Task prompt:
Search the material for the word "gmail" and report each line where it turns up.
═══ Dataset records ═══
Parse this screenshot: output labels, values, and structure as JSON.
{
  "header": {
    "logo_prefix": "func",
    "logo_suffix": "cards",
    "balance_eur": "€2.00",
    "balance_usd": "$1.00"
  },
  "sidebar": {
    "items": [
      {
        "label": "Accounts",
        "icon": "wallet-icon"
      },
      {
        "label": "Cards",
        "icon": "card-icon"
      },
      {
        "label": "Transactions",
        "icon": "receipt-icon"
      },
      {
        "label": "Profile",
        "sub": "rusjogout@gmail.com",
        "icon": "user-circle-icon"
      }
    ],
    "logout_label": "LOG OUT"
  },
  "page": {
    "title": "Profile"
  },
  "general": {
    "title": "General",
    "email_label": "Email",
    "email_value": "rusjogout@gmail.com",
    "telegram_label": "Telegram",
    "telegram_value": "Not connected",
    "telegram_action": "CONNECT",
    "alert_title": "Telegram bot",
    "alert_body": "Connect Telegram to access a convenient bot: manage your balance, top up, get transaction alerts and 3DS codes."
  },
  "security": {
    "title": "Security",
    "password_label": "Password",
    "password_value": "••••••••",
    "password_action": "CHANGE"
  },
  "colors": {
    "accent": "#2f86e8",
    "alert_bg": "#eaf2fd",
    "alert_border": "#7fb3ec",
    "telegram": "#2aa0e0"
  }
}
═══
Final answer:
        "sub": "rusjogout@gmail.com",
    "email_value": "rusjogout@gmail.com",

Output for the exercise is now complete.